▸ WHAT IS EXPECTED
From the listing below, pull each line that includes "quintile".

▸ DATASET CONTENT
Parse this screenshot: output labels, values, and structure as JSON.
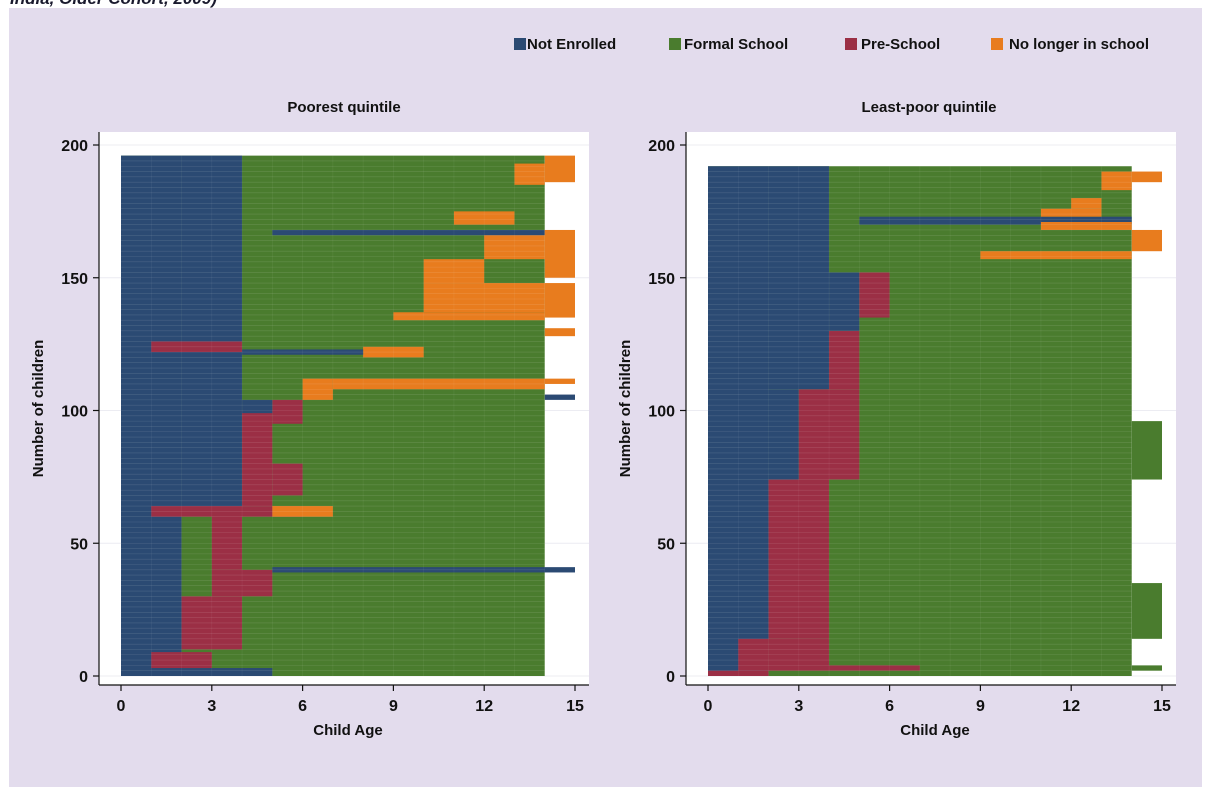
{
  "page_title_partial": "India, Older Cohort, 2009)",
  "colors": {
    "not_enrolled": "#2b4a73",
    "formal_school": "#4a7c2e",
    "pre_school": "#9b2f45",
    "no_longer_in_school": "#e87c1e",
    "panel_background": "#e3dced",
    "plot_background": "#ffffff"
  },
  "legend": [
    {
      "key": "not_enrolled",
      "label": "Not Enrolled"
    },
    {
      "key": "formal_school",
      "label": "Formal School"
    },
    {
      "key": "pre_school",
      "label": "Pre-School"
    },
    {
      "key": "no_longer_in_school",
      "label": "No longer in school"
    }
  ],
  "chart_data": [
    {
      "type": "sequence-index-plot",
      "title": "Poorest quintile",
      "xlabel": "Child Age",
      "ylabel": "Number of children",
      "xlim": [
        0,
        15
      ],
      "ylim": [
        0,
        200
      ],
      "xticks": [
        "0",
        "3",
        "6",
        "9",
        "12",
        "15"
      ],
      "yticks": [
        "0",
        "50",
        "100",
        "150",
        "200"
      ],
      "n_sequences": 196,
      "bands": [
        {
          "y": [
            0,
            196
          ],
          "x": [
            0,
            14
          ],
          "status": "formal_school"
        },
        {
          "y": [
            0,
            196
          ],
          "x": [
            0,
            2
          ],
          "status": "not_enrolled"
        },
        {
          "y": [
            0,
            3
          ],
          "x": [
            0,
            5
          ],
          "status": "not_enrolled"
        },
        {
          "y": [
            3,
            9
          ],
          "x": [
            1,
            3
          ],
          "status": "pre_school"
        },
        {
          "y": [
            10,
            30
          ],
          "x": [
            2,
            4
          ],
          "status": "pre_school"
        },
        {
          "y": [
            30,
            40
          ],
          "x": [
            3,
            5
          ],
          "status": "pre_school"
        },
        {
          "y": [
            40,
            62
          ],
          "x": [
            3,
            4
          ],
          "status": "pre_school"
        },
        {
          "y": [
            62,
            196
          ],
          "x": [
            2,
            4
          ],
          "status": "not_enrolled"
        },
        {
          "y": [
            64,
            100
          ],
          "x": [
            4,
            5
          ],
          "status": "pre_school"
        },
        {
          "y": [
            68,
            80
          ],
          "x": [
            5,
            6
          ],
          "status": "pre_school"
        },
        {
          "y": [
            95,
            104
          ],
          "x": [
            5,
            6
          ],
          "status": "pre_school"
        },
        {
          "y": [
            99,
            104
          ],
          "x": [
            4,
            5
          ],
          "status": "not_enrolled"
        },
        {
          "y": [
            104,
            112
          ],
          "x": [
            6,
            7
          ],
          "status": "no_longer_in_school"
        },
        {
          "y": [
            108,
            112
          ],
          "x": [
            7,
            14
          ],
          "status": "no_longer_in_school"
        },
        {
          "y": [
            120,
            124
          ],
          "x": [
            8,
            10
          ],
          "status": "no_longer_in_school"
        },
        {
          "y": [
            134,
            137
          ],
          "x": [
            9,
            14
          ],
          "status": "no_longer_in_school"
        },
        {
          "y": [
            137,
            148
          ],
          "x": [
            10,
            14
          ],
          "status": "no_longer_in_school"
        },
        {
          "y": [
            148,
            157
          ],
          "x": [
            10,
            12
          ],
          "status": "no_longer_in_school"
        },
        {
          "y": [
            157,
            167
          ],
          "x": [
            12,
            14
          ],
          "status": "no_longer_in_school"
        },
        {
          "y": [
            170,
            175
          ],
          "x": [
            11,
            13
          ],
          "status": "no_longer_in_school"
        },
        {
          "y": [
            185,
            193
          ],
          "x": [
            13,
            14
          ],
          "status": "no_longer_in_school"
        },
        {
          "y": [
            39,
            41
          ],
          "x": [
            5,
            15
          ],
          "status": "not_enrolled"
        },
        {
          "y": [
            166,
            168
          ],
          "x": [
            5,
            14
          ],
          "status": "not_enrolled"
        },
        {
          "y": [
            121,
            123
          ],
          "x": [
            4,
            8
          ],
          "status": "not_enrolled"
        },
        {
          "y": [
            60,
            64
          ],
          "x": [
            1,
            6
          ],
          "status": "pre_school"
        },
        {
          "y": [
            122,
            126
          ],
          "x": [
            1,
            4
          ],
          "status": "pre_school"
        },
        {
          "y": [
            60,
            64
          ],
          "x": [
            5,
            7
          ],
          "status": "no_longer_in_school"
        },
        {
          "y": [
            104,
            106
          ],
          "x": [
            14,
            15
          ],
          "status": "not_enrolled"
        },
        {
          "y": [
            110,
            112
          ],
          "x": [
            14,
            15
          ],
          "status": "no_longer_in_school"
        },
        {
          "y": [
            128,
            131
          ],
          "x": [
            14,
            15
          ],
          "status": "no_longer_in_school"
        },
        {
          "y": [
            135,
            148
          ],
          "x": [
            14,
            15
          ],
          "status": "no_longer_in_school"
        },
        {
          "y": [
            150,
            168
          ],
          "x": [
            14,
            15
          ],
          "status": "no_longer_in_school"
        },
        {
          "y": [
            186,
            196
          ],
          "x": [
            14,
            15
          ],
          "status": "no_longer_in_school"
        }
      ]
    },
    {
      "type": "sequence-index-plot",
      "title": "Least-poor quintile",
      "xlabel": "Child Age",
      "ylabel": "Number of children",
      "xlim": [
        0,
        15
      ],
      "ylim": [
        0,
        200
      ],
      "xticks": [
        "0",
        "3",
        "6",
        "9",
        "12",
        "15"
      ],
      "yticks": [
        "0",
        "50",
        "100",
        "150",
        "200"
      ],
      "n_sequences": 192,
      "bands": [
        {
          "y": [
            0,
            192
          ],
          "x": [
            0,
            14
          ],
          "status": "formal_school"
        },
        {
          "y": [
            0,
            192
          ],
          "x": [
            0,
            2
          ],
          "status": "not_enrolled"
        },
        {
          "y": [
            0,
            2
          ],
          "x": [
            0,
            2
          ],
          "status": "pre_school"
        },
        {
          "y": [
            2,
            14
          ],
          "x": [
            1,
            2
          ],
          "status": "pre_school"
        },
        {
          "y": [
            2,
            14
          ],
          "x": [
            2,
            4
          ],
          "status": "pre_school"
        },
        {
          "y": [
            14,
            74
          ],
          "x": [
            2,
            4
          ],
          "status": "pre_school"
        },
        {
          "y": [
            74,
            108
          ],
          "x": [
            2,
            3
          ],
          "status": "not_enrolled"
        },
        {
          "y": [
            74,
            108
          ],
          "x": [
            3,
            5
          ],
          "status": "pre_school"
        },
        {
          "y": [
            108,
            192
          ],
          "x": [
            2,
            4
          ],
          "status": "not_enrolled"
        },
        {
          "y": [
            108,
            130
          ],
          "x": [
            4,
            5
          ],
          "status": "pre_school"
        },
        {
          "y": [
            130,
            152
          ],
          "x": [
            4,
            5
          ],
          "status": "not_enrolled"
        },
        {
          "y": [
            135,
            152
          ],
          "x": [
            5,
            6
          ],
          "status": "pre_school"
        },
        {
          "y": [
            2,
            4
          ],
          "x": [
            4,
            7
          ],
          "status": "pre_school"
        },
        {
          "y": [
            170,
            173
          ],
          "x": [
            5,
            14
          ],
          "status": "not_enrolled"
        },
        {
          "y": [
            157,
            160
          ],
          "x": [
            9,
            14
          ],
          "status": "no_longer_in_school"
        },
        {
          "y": [
            168,
            171
          ],
          "x": [
            11,
            14
          ],
          "status": "no_longer_in_school"
        },
        {
          "y": [
            173,
            176
          ],
          "x": [
            11,
            13
          ],
          "status": "no_longer_in_school"
        },
        {
          "y": [
            176,
            180
          ],
          "x": [
            12,
            13
          ],
          "status": "no_longer_in_school"
        },
        {
          "y": [
            183,
            190
          ],
          "x": [
            13,
            14
          ],
          "status": "no_longer_in_school"
        },
        {
          "y": [
            2,
            4
          ],
          "x": [
            14,
            15
          ],
          "status": "formal_school"
        },
        {
          "y": [
            14,
            35
          ],
          "x": [
            14,
            15
          ],
          "status": "formal_school"
        },
        {
          "y": [
            74,
            96
          ],
          "x": [
            14,
            15
          ],
          "status": "formal_school"
        },
        {
          "y": [
            160,
            168
          ],
          "x": [
            14,
            15
          ],
          "status": "no_longer_in_school"
        },
        {
          "y": [
            186,
            190
          ],
          "x": [
            14,
            15
          ],
          "status": "no_longer_in_school"
        }
      ]
    }
  ]
}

▸ FULL RESPONSE
      "title": "Poorest quintile",
      "title": "Least-poor quintile",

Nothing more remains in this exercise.